● Exercise objective:
Do any lines in the data below contain "name"? If so, copy every one of them.

+--

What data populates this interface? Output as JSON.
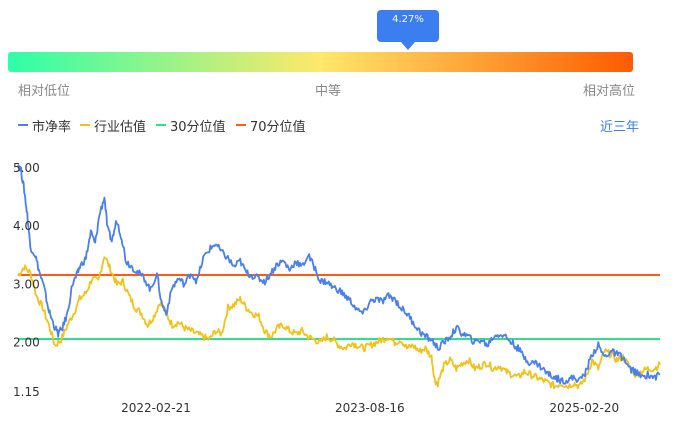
{
  "gauge": {
    "pointer_label": "4.27%",
    "pointer_fraction": 0.64,
    "left_label": "相对低位",
    "middle_label": "中等",
    "right_label": "相对高位",
    "colors": [
      "#2dffa8",
      "#ffe86a",
      "#ff5a00"
    ]
  },
  "legend": {
    "items": [
      {
        "label": "市净率",
        "color": "#4a7ff0"
      },
      {
        "label": "行业估值",
        "color": "#f2c21a"
      },
      {
        "label": "30分位值",
        "color": "#2fe08a"
      },
      {
        "label": "70分位值",
        "color": "#ff5a14"
      }
    ]
  },
  "range_link": "近三年",
  "chart_data": {
    "type": "line",
    "ylim": [
      1.15,
      5.0
    ],
    "yticks": [
      "5.00",
      "4.00",
      "3.00",
      "2.00",
      "1.15"
    ],
    "ytick_values": [
      5.0,
      4.0,
      3.0,
      2.0,
      1.15
    ],
    "xticks": [
      "2022-02-21",
      "2023-08-16",
      "2025-02-20"
    ],
    "xtick_positions": [
      0.215,
      0.548,
      0.882
    ],
    "series": [
      {
        "name": "市净率",
        "color": "#4a7ff0",
        "points": [
          [
            0.0,
            5.08
          ],
          [
            0.005,
            4.95
          ],
          [
            0.01,
            4.62
          ],
          [
            0.015,
            4.2
          ],
          [
            0.02,
            3.65
          ],
          [
            0.028,
            3.5
          ],
          [
            0.035,
            3.2
          ],
          [
            0.042,
            2.95
          ],
          [
            0.05,
            2.55
          ],
          [
            0.058,
            2.3
          ],
          [
            0.065,
            2.15
          ],
          [
            0.072,
            2.25
          ],
          [
            0.08,
            2.5
          ],
          [
            0.088,
            3.0
          ],
          [
            0.095,
            3.15
          ],
          [
            0.1,
            3.3
          ],
          [
            0.11,
            3.45
          ],
          [
            0.118,
            3.9
          ],
          [
            0.125,
            3.7
          ],
          [
            0.132,
            4.2
          ],
          [
            0.14,
            4.5
          ],
          [
            0.145,
            3.95
          ],
          [
            0.152,
            3.75
          ],
          [
            0.16,
            4.1
          ],
          [
            0.168,
            3.8
          ],
          [
            0.175,
            3.4
          ],
          [
            0.185,
            3.3
          ],
          [
            0.195,
            3.2
          ],
          [
            0.205,
            3.1
          ],
          [
            0.215,
            2.9
          ],
          [
            0.225,
            3.2
          ],
          [
            0.232,
            2.7
          ],
          [
            0.24,
            2.5
          ],
          [
            0.25,
            2.95
          ],
          [
            0.26,
            3.1
          ],
          [
            0.27,
            3.0
          ],
          [
            0.28,
            3.2
          ],
          [
            0.29,
            3.05
          ],
          [
            0.3,
            3.45
          ],
          [
            0.31,
            3.6
          ],
          [
            0.32,
            3.7
          ],
          [
            0.33,
            3.55
          ],
          [
            0.34,
            3.45
          ],
          [
            0.35,
            3.3
          ],
          [
            0.36,
            3.4
          ],
          [
            0.37,
            3.2
          ],
          [
            0.38,
            3.15
          ],
          [
            0.39,
            3.1
          ],
          [
            0.4,
            3.05
          ],
          [
            0.41,
            3.2
          ],
          [
            0.42,
            3.35
          ],
          [
            0.43,
            3.4
          ],
          [
            0.44,
            3.25
          ],
          [
            0.45,
            3.4
          ],
          [
            0.46,
            3.3
          ],
          [
            0.47,
            3.5
          ],
          [
            0.48,
            3.3
          ],
          [
            0.49,
            3.05
          ],
          [
            0.5,
            3.05
          ],
          [
            0.51,
            2.95
          ],
          [
            0.52,
            2.9
          ],
          [
            0.53,
            2.8
          ],
          [
            0.54,
            2.7
          ],
          [
            0.55,
            2.55
          ],
          [
            0.56,
            2.5
          ],
          [
            0.57,
            2.7
          ],
          [
            0.58,
            2.75
          ],
          [
            0.59,
            2.7
          ],
          [
            0.6,
            2.8
          ],
          [
            0.61,
            2.75
          ],
          [
            0.62,
            2.6
          ],
          [
            0.63,
            2.5
          ],
          [
            0.64,
            2.35
          ],
          [
            0.65,
            2.2
          ],
          [
            0.66,
            2.1
          ],
          [
            0.67,
            2.05
          ],
          [
            0.68,
            1.9
          ],
          [
            0.69,
            2.0
          ],
          [
            0.7,
            2.1
          ],
          [
            0.71,
            2.25
          ],
          [
            0.72,
            2.15
          ],
          [
            0.73,
            2.1
          ],
          [
            0.74,
            2.0
          ],
          [
            0.75,
            2.05
          ],
          [
            0.76,
            1.95
          ],
          [
            0.77,
            2.1
          ],
          [
            0.78,
            2.15
          ],
          [
            0.79,
            2.1
          ],
          [
            0.8,
            2.0
          ],
          [
            0.81,
            1.9
          ],
          [
            0.82,
            1.75
          ],
          [
            0.83,
            1.65
          ],
          [
            0.84,
            1.65
          ],
          [
            0.85,
            1.55
          ],
          [
            0.86,
            1.45
          ],
          [
            0.87,
            1.4
          ],
          [
            0.88,
            1.35
          ],
          [
            0.89,
            1.35
          ],
          [
            0.9,
            1.4
          ],
          [
            0.91,
            1.35
          ],
          [
            0.92,
            1.5
          ],
          [
            0.93,
            1.8
          ],
          [
            0.94,
            1.95
          ],
          [
            0.95,
            1.75
          ],
          [
            0.96,
            1.85
          ],
          [
            0.97,
            1.8
          ],
          [
            0.98,
            1.75
          ],
          [
            0.99,
            1.55
          ],
          [
            1.0,
            1.5
          ],
          [
            1.01,
            1.4
          ],
          [
            1.02,
            1.45
          ],
          [
            1.03,
            1.4
          ],
          [
            1.04,
            1.45
          ]
        ]
      },
      {
        "name": "行业估值",
        "color": "#f2c21a",
        "points": [
          [
            0.0,
            3.15
          ],
          [
            0.01,
            3.3
          ],
          [
            0.02,
            3.2
          ],
          [
            0.03,
            2.8
          ],
          [
            0.04,
            2.6
          ],
          [
            0.05,
            2.3
          ],
          [
            0.06,
            1.95
          ],
          [
            0.07,
            2.05
          ],
          [
            0.08,
            2.3
          ],
          [
            0.09,
            2.5
          ],
          [
            0.1,
            2.75
          ],
          [
            0.11,
            2.85
          ],
          [
            0.12,
            3.1
          ],
          [
            0.13,
            3.05
          ],
          [
            0.14,
            3.5
          ],
          [
            0.15,
            3.25
          ],
          [
            0.16,
            3.0
          ],
          [
            0.17,
            3.05
          ],
          [
            0.18,
            2.8
          ],
          [
            0.19,
            2.6
          ],
          [
            0.2,
            2.5
          ],
          [
            0.21,
            2.3
          ],
          [
            0.22,
            2.45
          ],
          [
            0.23,
            2.7
          ],
          [
            0.24,
            2.5
          ],
          [
            0.25,
            2.3
          ],
          [
            0.26,
            2.35
          ],
          [
            0.27,
            2.25
          ],
          [
            0.28,
            2.2
          ],
          [
            0.29,
            2.15
          ],
          [
            0.3,
            2.1
          ],
          [
            0.31,
            2.05
          ],
          [
            0.32,
            2.2
          ],
          [
            0.33,
            2.15
          ],
          [
            0.34,
            2.6
          ],
          [
            0.35,
            2.65
          ],
          [
            0.36,
            2.75
          ],
          [
            0.37,
            2.6
          ],
          [
            0.38,
            2.5
          ],
          [
            0.39,
            2.45
          ],
          [
            0.4,
            2.2
          ],
          [
            0.41,
            2.1
          ],
          [
            0.42,
            2.25
          ],
          [
            0.43,
            2.3
          ],
          [
            0.44,
            2.2
          ],
          [
            0.45,
            2.15
          ],
          [
            0.46,
            2.2
          ],
          [
            0.47,
            2.1
          ],
          [
            0.48,
            2.05
          ],
          [
            0.49,
            2.0
          ],
          [
            0.5,
            2.1
          ],
          [
            0.51,
            2.05
          ],
          [
            0.52,
            1.95
          ],
          [
            0.53,
            1.9
          ],
          [
            0.54,
            2.0
          ],
          [
            0.55,
            1.95
          ],
          [
            0.56,
            1.9
          ],
          [
            0.57,
            1.95
          ],
          [
            0.58,
            2.0
          ],
          [
            0.59,
            2.05
          ],
          [
            0.6,
            2.1
          ],
          [
            0.61,
            2.0
          ],
          [
            0.62,
            2.05
          ],
          [
            0.63,
            1.9
          ],
          [
            0.64,
            1.95
          ],
          [
            0.65,
            1.85
          ],
          [
            0.66,
            1.9
          ],
          [
            0.67,
            1.75
          ],
          [
            0.675,
            1.35
          ],
          [
            0.68,
            1.3
          ],
          [
            0.69,
            1.6
          ],
          [
            0.7,
            1.7
          ],
          [
            0.71,
            1.55
          ],
          [
            0.72,
            1.65
          ],
          [
            0.73,
            1.7
          ],
          [
            0.74,
            1.55
          ],
          [
            0.75,
            1.6
          ],
          [
            0.76,
            1.65
          ],
          [
            0.77,
            1.55
          ],
          [
            0.78,
            1.6
          ],
          [
            0.79,
            1.5
          ],
          [
            0.8,
            1.45
          ],
          [
            0.81,
            1.4
          ],
          [
            0.82,
            1.5
          ],
          [
            0.83,
            1.45
          ],
          [
            0.84,
            1.4
          ],
          [
            0.85,
            1.35
          ],
          [
            0.86,
            1.3
          ],
          [
            0.87,
            1.25
          ],
          [
            0.88,
            1.3
          ],
          [
            0.89,
            1.25
          ],
          [
            0.9,
            1.3
          ],
          [
            0.91,
            1.25
          ],
          [
            0.92,
            1.4
          ],
          [
            0.93,
            1.7
          ],
          [
            0.94,
            1.55
          ],
          [
            0.95,
            1.85
          ],
          [
            0.96,
            1.8
          ],
          [
            0.97,
            1.7
          ],
          [
            0.98,
            1.75
          ],
          [
            0.99,
            1.6
          ],
          [
            1.0,
            1.45
          ],
          [
            1.01,
            1.5
          ],
          [
            1.02,
            1.55
          ],
          [
            1.03,
            1.55
          ],
          [
            1.04,
            1.62
          ]
        ]
      }
    ],
    "reference_lines": [
      {
        "name": "30分位值",
        "value": 2.06,
        "color": "#2fe08a"
      },
      {
        "name": "70分位值",
        "value": 3.16,
        "color": "#ff5a14"
      }
    ]
  }
}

+--

● Output for this exercise:
        "name": "市净率",
        "name": "行业估值",
        "name": "30分位值",
        "name": "70分位值",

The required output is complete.